| TASK INSTRUCTIONS |
Copy the data precisely, character for character, and leave out every picture.
* * * * * * *
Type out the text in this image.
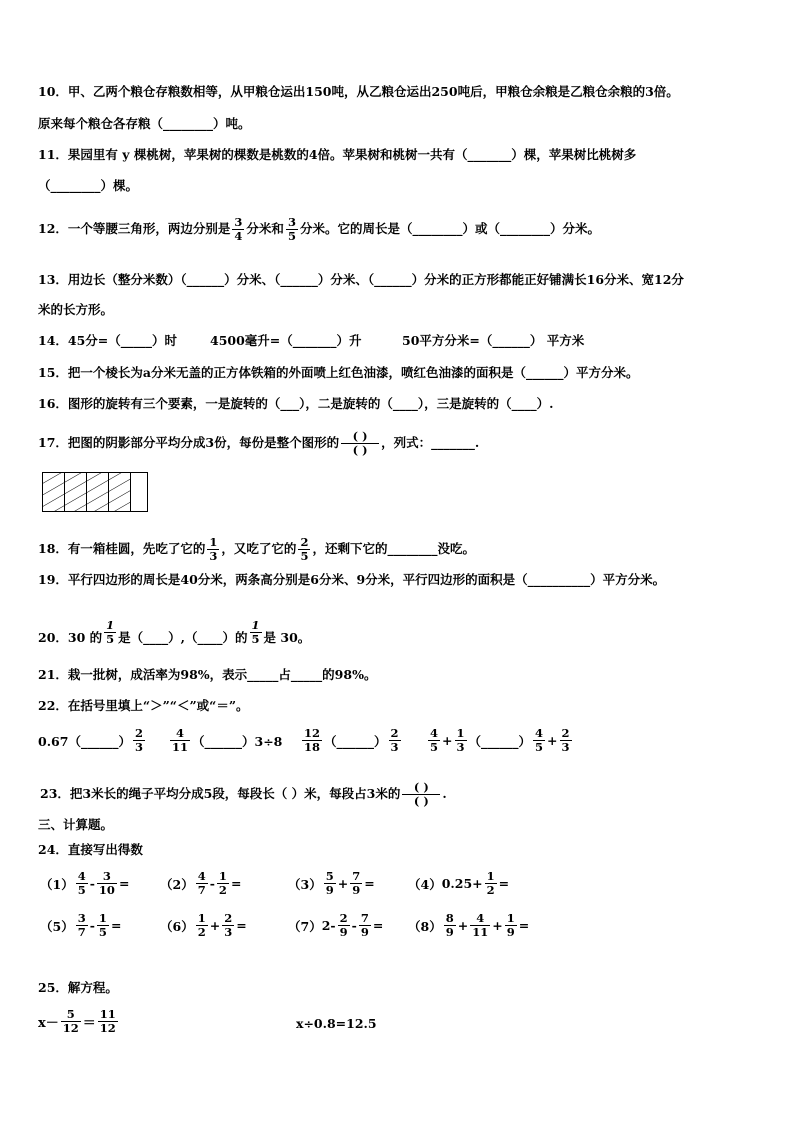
10．甲、乙两个粮仓存粮数相等，从甲粮仓运出150吨，从乙粮仓运出250吨后，甲粮仓余粮是乙粮仓余粮的3倍。
原来每个粮仓各存粮（________）吨。
11．果园里有 y 棵桃树，苹果树的棵数是桃数的4倍。苹果树和桃树一共有（_______）棵，苹果树比桃树多
（________）棵。
12．一个等腰三角形，两边分别是 $\frac{3}{4}$ 分米和 $\frac{3}{5}$ 分米。它的周长是（________）或（________）分米。
13．用边长（整分米数）（______）分米、（______）分米、（______）分米的正方形都能正好铺满长16分米、宽12分
米的长方形。
14．45分=（_____）时	4500毫升=（_______）升	50平方分米=（______） 平方米
15．把一个棱长为a分米无盖的正方体铁箱的外面喷上红色油漆，喷红色油漆的面积是（______）平方分米。
16．图形的旋转有三个要素，一是旋转的（___），二是旋转的（____），三是旋转的（____）.
17．把图的阴影部分平均分成3份，每份是整个图形的 $\frac{( )}{( )}$ ，列式：_______.
18．有一箱桂圆，先吃了它的 $\frac{1}{3}$ ，又吃了它的 $\frac{2}{5}$ ，还剩下它的________没吃。
19．平行四边形的周长是40分米，两条高分别是6分米、9分米，平行四边形的面积是（__________）平方分米。
20．30 的 $\frac{1}{5}$ 是（____）,（____）的 $\frac{1}{5}$ 是 30。
21．栽一批树，成活率为98%，表示_____占_____的98%。
22．在括号里填上“＞”“＜”或“＝”。
0.67（______） $\frac{2}{3} \frac{4}{11}$ （______）3÷8 $\frac{12}{18}$ （______） $\frac{2}{3} \frac{4}{5} + \frac{1}{3}$ （______） $\frac{4}{5} + \frac{2}{3}$
23．把3米长的绳子平均分成5段，每段长（ ）米，每段占3米的 $\frac{( )}{( )}$ .
三、计算题。
24．直接写出得数
$(1) \frac{4}{5} - \frac{3}{10} = (2) \frac{4}{7} - \frac{1}{2}$ =	$(3) \frac{5}{9} + \frac{7}{9}$ =	（4） $0.25+ \frac{1}{2}$ =
$(5) \frac{3}{7} - \frac{1}{5}$ =	$(6) \frac{1}{2} + \frac{2}{3}$ =	（7） $2- \frac{2}{9} - \frac{7}{9} = (8) \frac{8}{9} + \frac{4}{11} + \frac{1}{9}$ =
25．解方程。
$x- \frac{5}{12} = \frac{11}{12}$	x÷0.8=12.5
* * * * * * *
| SOLUTION BELOW |
Type out the text in this image.
10．甲、乙两个粮仓存粮数相等，从甲粮仓运出150吨，从乙粮仓运出250吨后，甲粮仓余粮是乙粮仓余粮的3倍。
原来每个粮仓各存粮（________）吨。
11．果园里有 y 棵桃树，苹果树的棵数是桃数的4倍。苹果树和桃树一共有（_______）棵，苹果树比桃树多
（________）棵。
12．一个等腰三角形，两边分别是 $\frac{3}{4}$ 分米和 $\frac{3}{5}$ 分米。它的周长是（________）或（________）分米。
13．用边长（整分米数）（______）分米、（______）分米、（______）分米的正方形都能正好铺满长16分米、宽12分
米的长方形。
14．45分=（_____）时	4500毫升=（_______）升	50平方分米=（______） 平方米
15．把一个棱长为a分米无盖的正方体铁箱的外面喷上红色油漆，喷红色油漆的面积是（______）平方分米。
16．图形的旋转有三个要素，一是旋转的（___），二是旋转的（____），三是旋转的（____）.
17．把图的阴影部分平均分成3份，每份是整个图形的 $\frac{( )}{( )}$ ，列式：_______.
18．有一箱桂圆，先吃了它的 $\frac{1}{3}$ ，又吃了它的 $\frac{2}{5}$ ，还剩下它的________没吃。
19．平行四边形的周长是40分米，两条高分别是6分米、9分米，平行四边形的面积是（__________）平方分米。
20．30 的 $\frac{1}{5}$ 是（____）,（____）的 $\frac{1}{5}$ 是 30。
21．栽一批树，成活率为98%，表示_____占_____的98%。
22．在括号里填上“＞”“＜”或“＝”。
0.67（______） $\frac{2}{3} \frac{4}{11}$ （______）3÷8 $\frac{12}{18}$ （______） $\frac{2}{3} \frac{4}{5} + \frac{1}{3}$ （______） $\frac{4}{5} + \frac{2}{3}$
23．把3米长的绳子平均分成5段，每段长（ ）米，每段占3米的 $\frac{( )}{( )}$ .
三、计算题。
24．直接写出得数
$(1) \frac{4}{5} - \frac{3}{10} = (2) \frac{4}{7} - \frac{1}{2}$ =	$(3) \frac{5}{9} + \frac{7}{9}$ =	（4） $0.25+ \frac{1}{2}$ =
$(5) \frac{3}{7} - \frac{1}{5}$ =	$(6) \frac{1}{2} + \frac{2}{3}$ =	（7） $2- \frac{2}{9} - \frac{7}{9} = (8) \frac{8}{9} + \frac{4}{11} + \frac{1}{9}$ =
25．解方程。
$x- \frac{5}{12} = \frac{11}{12}$	x÷0.8=12.5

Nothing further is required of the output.